### WHAT YOU NEED TO DO
Find each line with the string "text" and report it.

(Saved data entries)
·····
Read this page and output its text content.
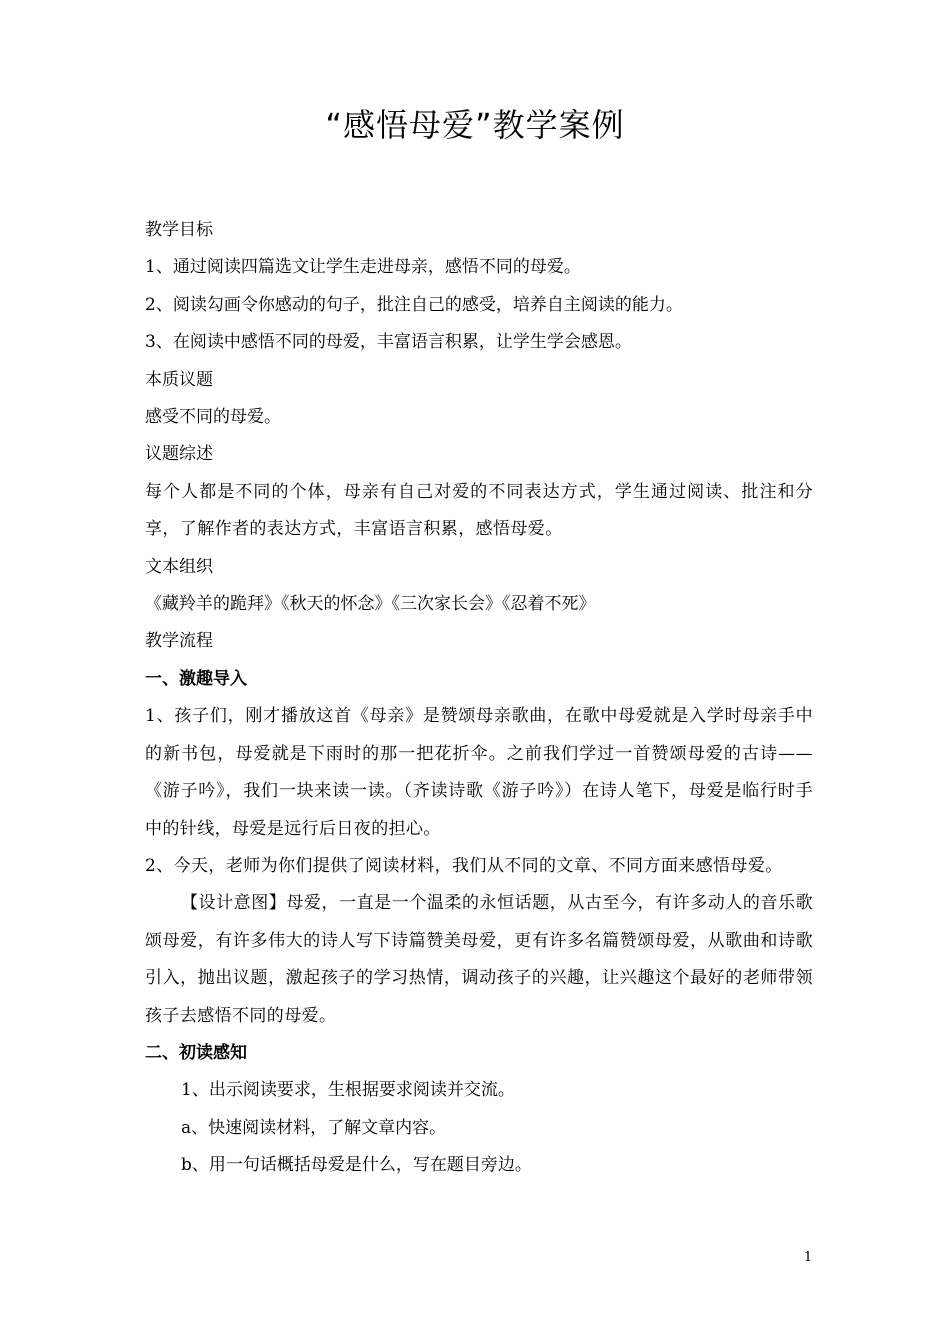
“感悟母爱”教学案例

教学目标

1、通过阅读四篇选文让学生走进母亲，感悟不同的母爱。

2、阅读勾画令你感动的句子，批注自己的感受，培养自主阅读的能力。

3、在阅读中感悟不同的母爱，丰富语言积累，让学生学会感恩。

本质议题

感受不同的母爱。

议题综述

每个人都是不同的个体，母亲有自己对爱的不同表达方式，学生通过阅读、批注和分享，了解作者的表达方式，丰富语言积累，感悟母爱。

文本组织

《藏羚羊的跪拜》《秋天的怀念》《三次家长会》《忍着不死》

教学流程

一、激趣导入

1、孩子们，刚才播放这首《母亲》是赞颂母亲歌曲，在歌中母爱就是入学时母亲手中的新书包，母爱就是下雨时的那一把花折伞。之前我们学过一首赞颂母爱的古诗——《游子吟》，我们一块来读一读。（齐读诗歌《游子吟》）在诗人笔下，母爱是临行时手中的针线，母爱是远行后日夜的担心。

2、今天，老师为你们提供了阅读材料，我们从不同的文章、不同方面来感悟母爱。

【设计意图】母爱，一直是一个温柔的永恒话题，从古至今，有许多动人的音乐歌颂母爱，有许多伟大的诗人写下诗篇赞美母爱，更有许多名篇赞颂母爱，从歌曲和诗歌引入，抛出议题，激起孩子的学习热情，调动孩子的兴趣，让兴趣这个最好的老师带领孩子去感悟不同的母爱。

二、初读感知

1、出示阅读要求，生根据要求阅读并交流。

a、快速阅读材料，了解文章内容。

b、用一句话概括母爱是什么，写在题目旁边。

1
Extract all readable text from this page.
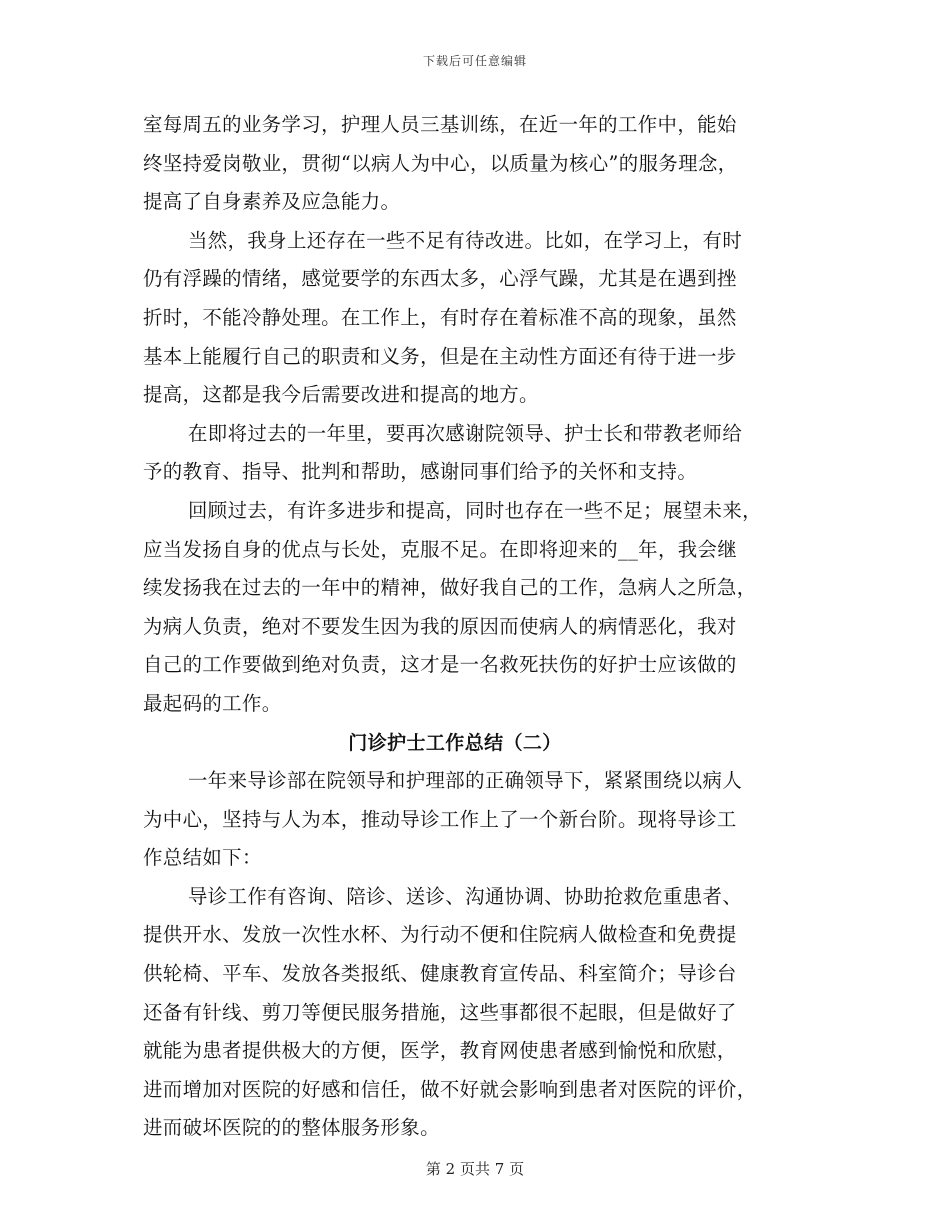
下载后可任意编辑
室每周五的业务学习，护理人员三基训练，在近一年的工作中，能始
终坚持爱岗敬业，贯彻“以病人为中心，以质量为核心”的服务理念，
提高了自身素养及应急能力。
当然，我身上还存在一些不足有待改进。比如，在学习上，有时
仍有浮躁的情绪，感觉要学的东西太多，心浮气躁，尤其是在遇到挫
折时，不能冷静处理。在工作上，有时存在着标准不高的现象，虽然
基本上能履行自己的职责和义务，但是在主动性方面还有待于进一步
提高，这都是我今后需要改进和提高的地方。
在即将过去的一年里，要再次感谢院领导、护士长和带教老师给
予的教育、指导、批判和帮助，感谢同事们给予的关怀和支持。
回顾过去，有许多进步和提高，同时也存在一些不足；展望未来，
应当发扬自身的优点与长处，克服不足。在即将迎来的__年，我会继
续发扬我在过去的一年中的精神，做好我自己的工作，急病人之所急，
为病人负责，绝对不要发生因为我的原因而使病人的病情恶化，我对
自己的工作要做到绝对负责，这才是一名救死扶伤的好护士应该做的
最起码的工作。
门诊护士工作总结（二）
一年来导诊部在院领导和护理部的正确领导下，紧紧围绕以病人
为中心，坚持与人为本，推动导诊工作上了一个新台阶。现将导诊工
作总结如下：
导诊工作有咨询、陪诊、送诊、沟通协调、协助抢救危重患者、
提供开水、发放一次性水杯、为行动不便和住院病人做检查和免费提
供轮椅、平车、发放各类报纸、健康教育宣传品、科室简介；导诊台
还备有针线、剪刀等便民服务措施，这些事都很不起眼，但是做好了
就能为患者提供极大的方便，医学，教育网使患者感到愉悦和欣慰，
进而增加对医院的好感和信任，做不好就会影响到患者对医院的评价，
进而破坏医院的的整体服务形象。
第 2 页共 7 页
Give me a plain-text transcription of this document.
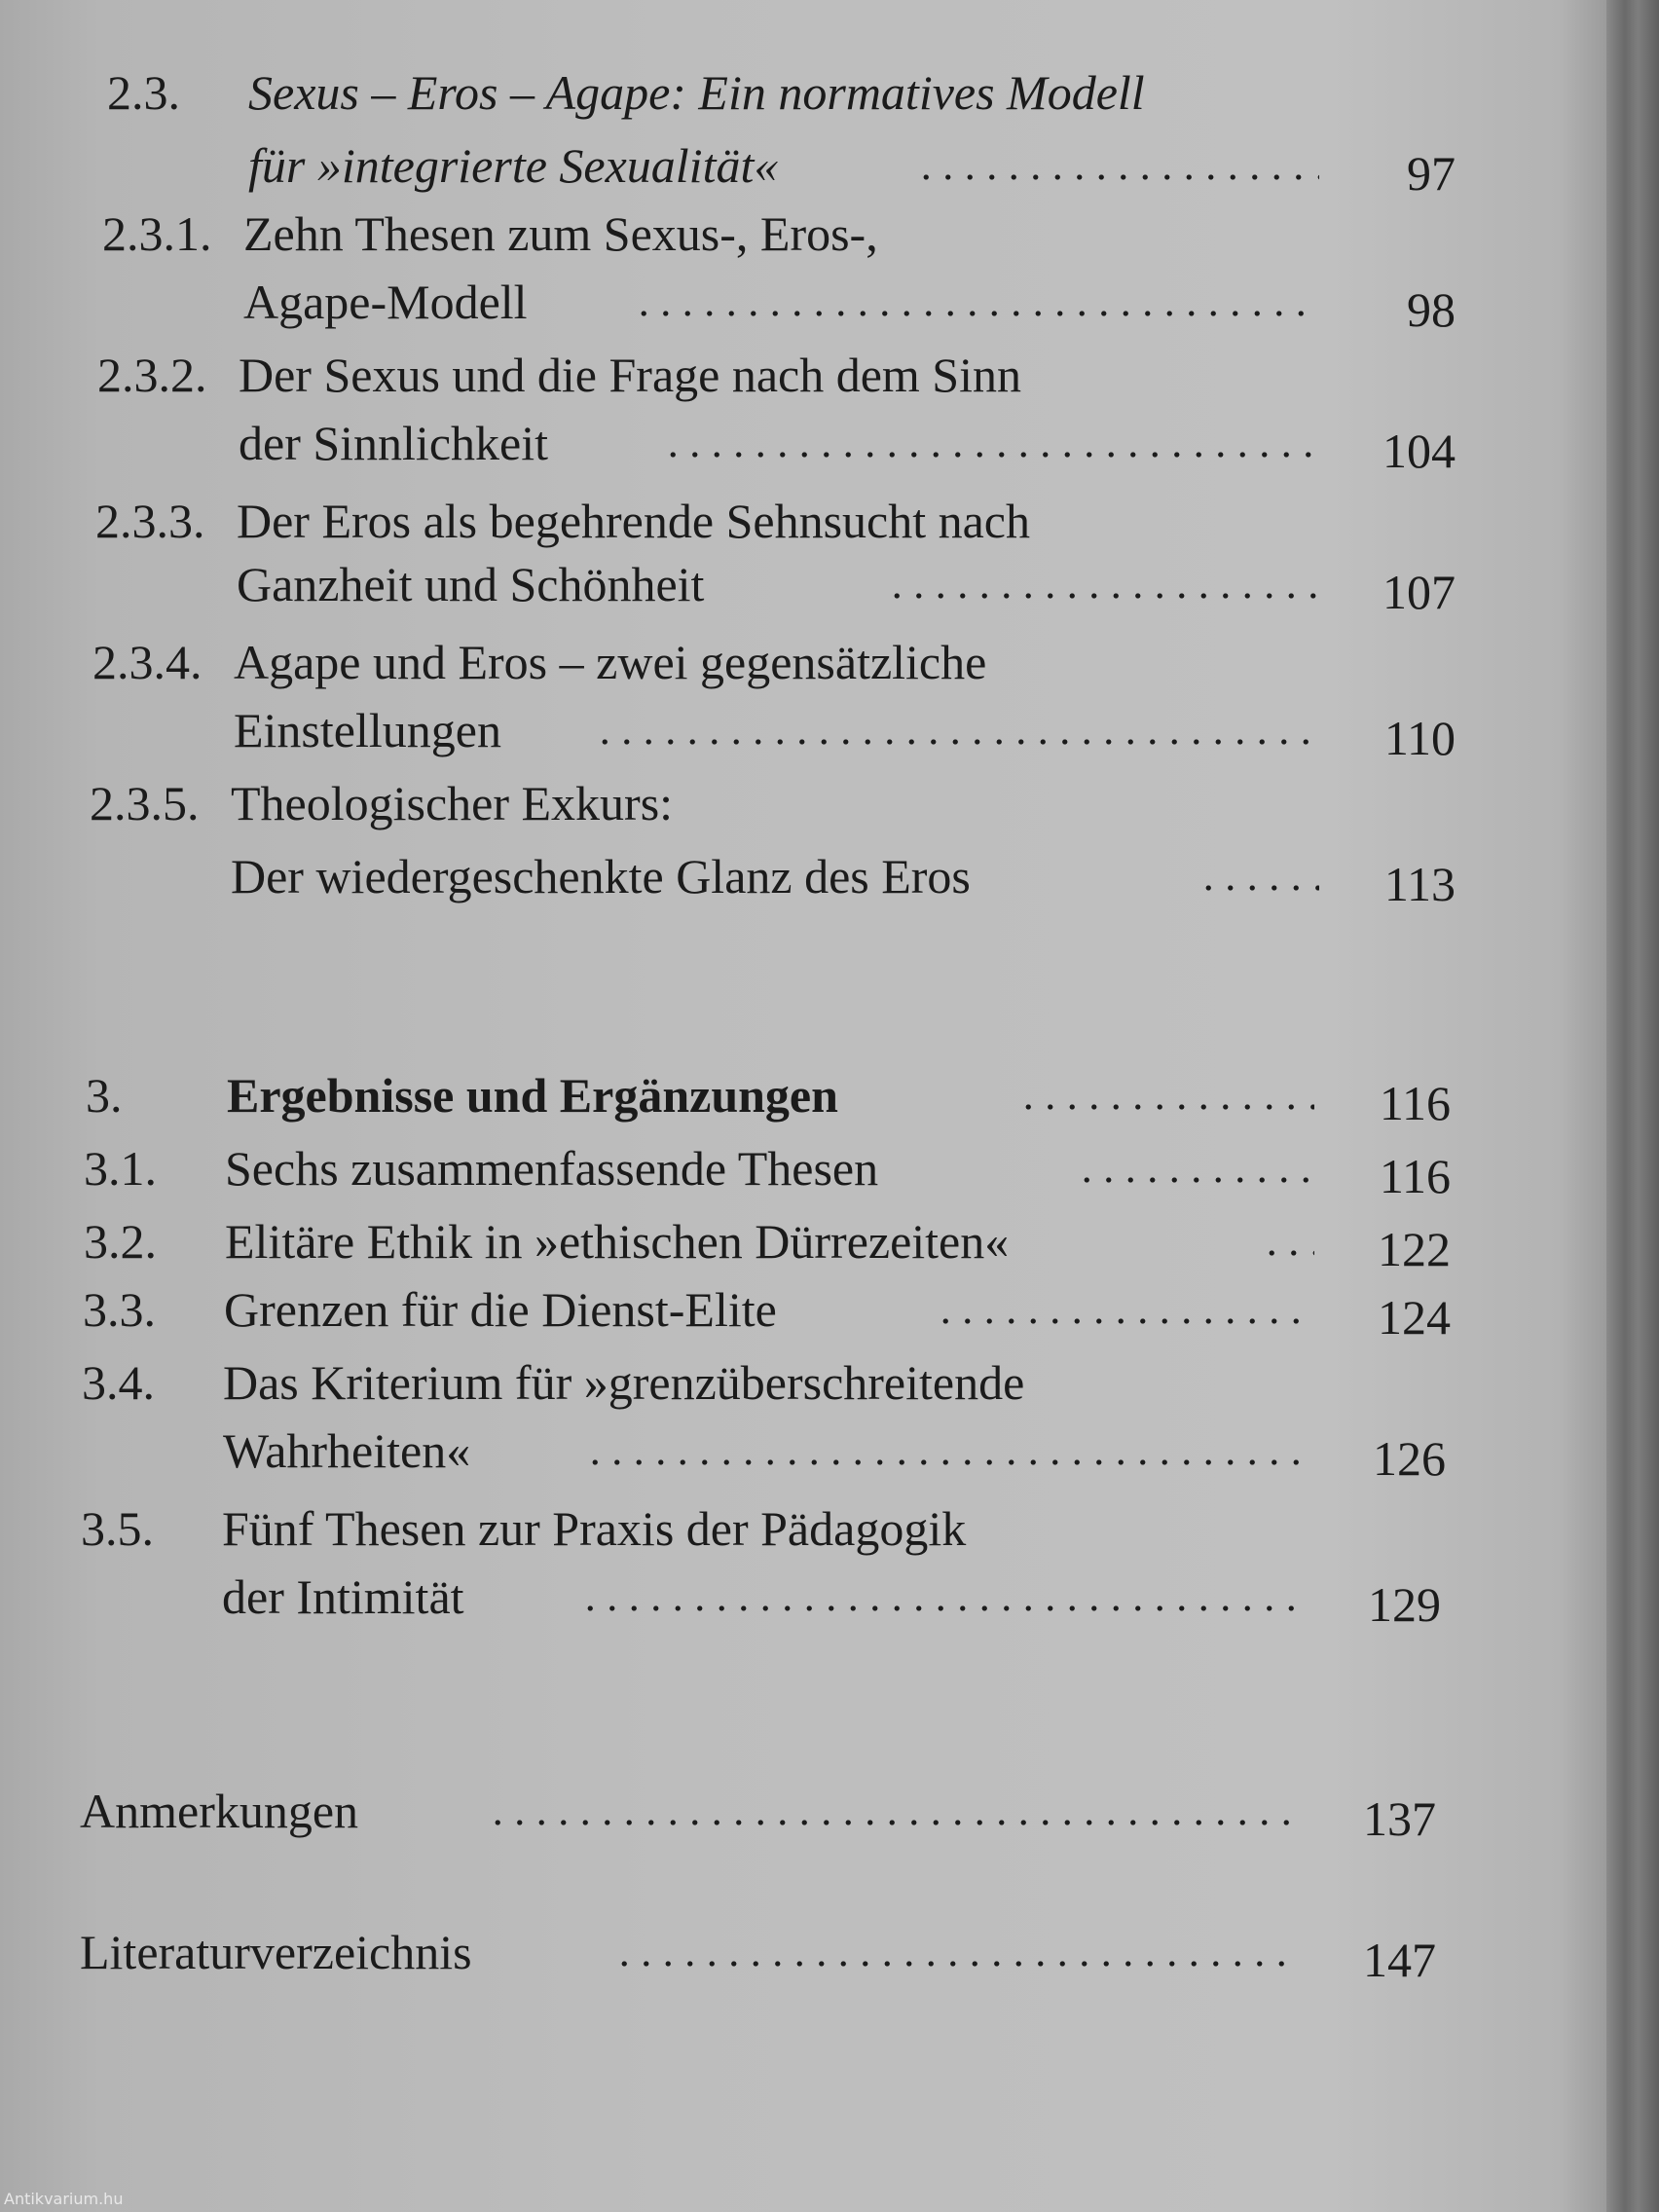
2.3. Sexus – Eros – Agape: Ein normatives Modell
für »integrierte Sexualität«	97
2.3.1. Zehn Thesen zum Sexus-, Eros-,
Agape-Modell	98
2.3.2. Der Sexus und die Frage nach dem Sinn
der Sinnlichkeit	104
2.3.3. Der Eros als begehrende Sehnsucht nach
Ganzheit und Schönheit	107
2.3.4. Agape und Eros – zwei gegensätzliche
Einstellungen	110
2.3.5. Theologischer Exkurs:
Der wiedergeschenkte Glanz des Eros	113
3. Ergebnisse und Ergänzungen	116
3.1. Sechs zusammenfassende Thesen	116
3.2. Elitäre Ethik in »ethischen Dürrezeiten«	122
3.3. Grenzen für die Dienst-Elite	124
3.4. Das Kriterium für »grenzüberschreitende
Wahrheiten«	126
3.5. Fünf Thesen zur Praxis der Pädagogik
der Intimität	129
Anmerkungen	137
Literaturverzeichnis	147
Antikvarium.hu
·····
### TASK OUTPUT
Read this page and output its text content.
Extract all readable text from this page.
Give me a plain-text transcription of this document.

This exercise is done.